▶ Prompt
Restate the data word for word and leave the images out.

▶ Provided records
^^^^
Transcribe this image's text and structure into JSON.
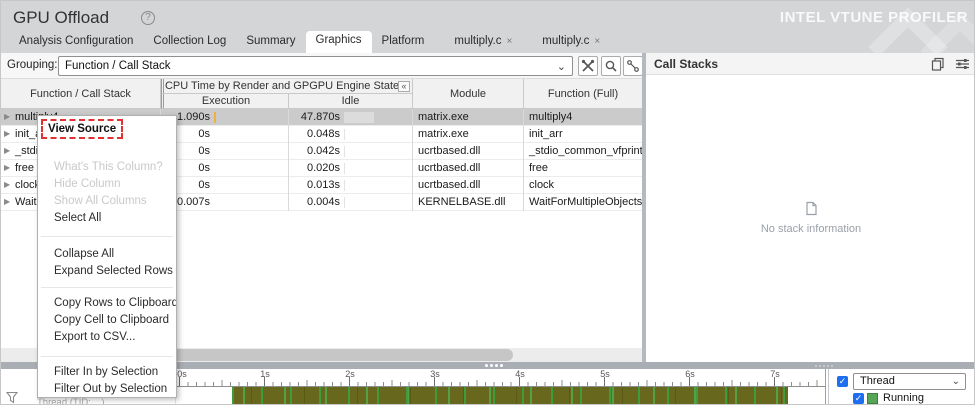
{
  "header": {
    "title": "GPU Offload",
    "help_icon": "?",
    "brand": "INTEL VTUNE PROFILER"
  },
  "tabs": [
    {
      "label": "Analysis Configuration",
      "active": false,
      "closable": false
    },
    {
      "label": "Collection Log",
      "active": false,
      "closable": false
    },
    {
      "label": "Summary",
      "active": false,
      "closable": false
    },
    {
      "label": "Graphics",
      "active": true,
      "closable": false
    },
    {
      "label": "Platform",
      "active": false,
      "closable": false
    },
    {
      "label": "multiply.c",
      "active": false,
      "closable": true,
      "close_glyph": "×"
    },
    {
      "label": "multiply.c",
      "active": false,
      "closable": true,
      "close_glyph": "×"
    }
  ],
  "grouping": {
    "label": "Grouping:",
    "value": "Function / Call Stack",
    "buttons": [
      "customize-grouping",
      "search",
      "grouping-path"
    ]
  },
  "table": {
    "col_function": "Function / Call Stack",
    "group_header": "CPU Time by Render and GPGPU Engine State",
    "group_sort_glyph": "▼",
    "group_collapse_glyph": "«",
    "col_execution": "Execution",
    "col_idle": "Idle",
    "col_module": "Module",
    "col_function_full": "Function (Full)",
    "expand_glyph": "▶",
    "rows": [
      {
        "name": "multiply4",
        "execution": "1.090s",
        "idle": "47.870s",
        "module": "matrix.exe",
        "function_full": "multiply4",
        "selected": true
      },
      {
        "name": "init_arr",
        "execution": "0s",
        "idle": "0.048s",
        "module": "matrix.exe",
        "function_full": "init_arr",
        "selected": false
      },
      {
        "name": "_stdio_common_vfprintf",
        "execution": "0s",
        "idle": "0.042s",
        "module": "ucrtbased.dll",
        "function_full": "_stdio_common_vfprintf",
        "selected": false
      },
      {
        "name": "free",
        "execution": "0s",
        "idle": "0.020s",
        "module": "ucrtbased.dll",
        "function_full": "free",
        "selected": false
      },
      {
        "name": "clock",
        "execution": "0s",
        "idle": "0.013s",
        "module": "ucrtbased.dll",
        "function_full": "clock",
        "selected": false
      },
      {
        "name": "WaitForMultipleObjects",
        "execution": "0.007s",
        "idle": "0.004s",
        "module": "KERNELBASE.dll",
        "function_full": "WaitForMultipleObjects",
        "selected": false
      }
    ]
  },
  "context_menu": {
    "items": [
      {
        "label": "View Source",
        "state": "highlighted"
      },
      {
        "label": "What's This Column?",
        "state": "disabled"
      },
      {
        "label": "Hide Column",
        "state": "disabled"
      },
      {
        "label": "Show All Columns",
        "state": "disabled"
      },
      {
        "label": "Select All",
        "state": "normal"
      },
      {
        "label": "Collapse All",
        "state": "normal"
      },
      {
        "label": "Expand Selected Rows",
        "state": "normal"
      },
      {
        "label": "Copy Rows to Clipboard",
        "state": "normal"
      },
      {
        "label": "Copy Cell to Clipboard",
        "state": "normal"
      },
      {
        "label": "Export to CSV...",
        "state": "normal"
      },
      {
        "label": "Filter In by Selection",
        "state": "normal"
      },
      {
        "label": "Filter Out by Selection",
        "state": "normal"
      }
    ]
  },
  "call_stacks": {
    "title": "Call Stacks",
    "empty_message": "No stack information"
  },
  "timeline": {
    "ticks": [
      "0s",
      "1s",
      "2s",
      "3s",
      "4s",
      "5s",
      "6s",
      "7s"
    ],
    "thread_label": "Thread (TID: ...)"
  },
  "legend": {
    "group_checkbox_checked": true,
    "group_label": "Thread",
    "check_glyph": "✓",
    "items": [
      {
        "label": "Running",
        "checked": true,
        "color": "#57a657"
      }
    ]
  },
  "colors": {
    "top_strip": "#d3d5d7",
    "selected_row": "#cbcbcb",
    "execution_bar": "#eeb243",
    "idle_bar": "#dcdcdc",
    "menu_highlight_border": "#e03232",
    "checkbox_blue": "#1e6ef0",
    "running_green": "#57a657",
    "band_olive": "#67671e",
    "band_green": "#3e9e3e"
  }
}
^^^^
▶ Result of the task
Transcribe this image's text and structure into JSON.
{
  "header": {
    "title": "GPU Offload",
    "help_icon": "?",
    "brand": "INTEL VTUNE PROFILER"
  },
  "tabs": [
    {
      "label": "Analysis Configuration",
      "active": false,
      "closable": false
    },
    {
      "label": "Collection Log",
      "active": false,
      "closable": false
    },
    {
      "label": "Summary",
      "active": false,
      "closable": false
    },
    {
      "label": "Graphics",
      "active": true,
      "closable": false
    },
    {
      "label": "Platform",
      "active": false,
      "closable": false
    },
    {
      "label": "multiply.c",
      "active": false,
      "closable": true,
      "close_glyph": "×"
    },
    {
      "label": "multiply.c",
      "active": false,
      "closable": true,
      "close_glyph": "×"
    }
  ],
  "grouping": {
    "label": "Grouping:",
    "value": "Function / Call Stack",
    "buttons": [
      "customize-grouping",
      "search",
      "grouping-path"
    ]
  },
  "table": {
    "col_function": "Function / Call Stack",
    "group_header": "CPU Time by Render and GPGPU Engine State",
    "group_sort_glyph": "▼",
    "group_collapse_glyph": "«",
    "col_execution": "Execution",
    "col_idle": "Idle",
    "col_module": "Module",
    "col_function_full": "Function (Full)",
    "expand_glyph": "▶",
    "rows": [
      {
        "name": "multiply4",
        "execution": "1.090s",
        "idle": "47.870s",
        "module": "matrix.exe",
        "function_full": "multiply4",
        "selected": true
      },
      {
        "name": "init_arr",
        "execution": "0s",
        "idle": "0.048s",
        "module": "matrix.exe",
        "function_full": "init_arr",
        "selected": false
      },
      {
        "name": "_stdio_common_vfprintf",
        "execution": "0s",
        "idle": "0.042s",
        "module": "ucrtbased.dll",
        "function_full": "_stdio_common_vfprintf",
        "selected": false
      },
      {
        "name": "free",
        "execution": "0s",
        "idle": "0.020s",
        "module": "ucrtbased.dll",
        "function_full": "free",
        "selected": false
      },
      {
        "name": "clock",
        "execution": "0s",
        "idle": "0.013s",
        "module": "ucrtbased.dll",
        "function_full": "clock",
        "selected": false
      },
      {
        "name": "WaitForMultipleObjects",
        "execution": "0.007s",
        "idle": "0.004s",
        "module": "KERNELBASE.dll",
        "function_full": "WaitForMultipleObjects",
        "selected": false
      }
    ]
  },
  "context_menu": {
    "items": [
      {
        "label": "View Source",
        "state": "highlighted"
      },
      {
        "label": "What's This Column?",
        "state": "disabled"
      },
      {
        "label": "Hide Column",
        "state": "disabled"
      },
      {
        "label": "Show All Columns",
        "state": "disabled"
      },
      {
        "label": "Select All",
        "state": "normal"
      },
      {
        "label": "Collapse All",
        "state": "normal"
      },
      {
        "label": "Expand Selected Rows",
        "state": "normal"
      },
      {
        "label": "Copy Rows to Clipboard",
        "state": "normal"
      },
      {
        "label": "Copy Cell to Clipboard",
        "state": "normal"
      },
      {
        "label": "Export to CSV...",
        "state": "normal"
      },
      {
        "label": "Filter In by Selection",
        "state": "normal"
      },
      {
        "label": "Filter Out by Selection",
        "state": "normal"
      }
    ]
  },
  "call_stacks": {
    "title": "Call Stacks",
    "empty_message": "No stack information"
  },
  "timeline": {
    "ticks": [
      "0s",
      "1s",
      "2s",
      "3s",
      "4s",
      "5s",
      "6s",
      "7s"
    ],
    "thread_label": "Thread (TID: ...)"
  },
  "legend": {
    "group_checkbox_checked": true,
    "group_label": "Thread",
    "check_glyph": "✓",
    "items": [
      {
        "label": "Running",
        "checked": true,
        "color": "#57a657"
      }
    ]
  },
  "colors": {
    "top_strip": "#d3d5d7",
    "selected_row": "#cbcbcb",
    "execution_bar": "#eeb243",
    "idle_bar": "#dcdcdc",
    "menu_highlight_border": "#e03232",
    "checkbox_blue": "#1e6ef0",
    "running_green": "#57a657",
    "band_olive": "#67671e",
    "band_green": "#3e9e3e"
  }
}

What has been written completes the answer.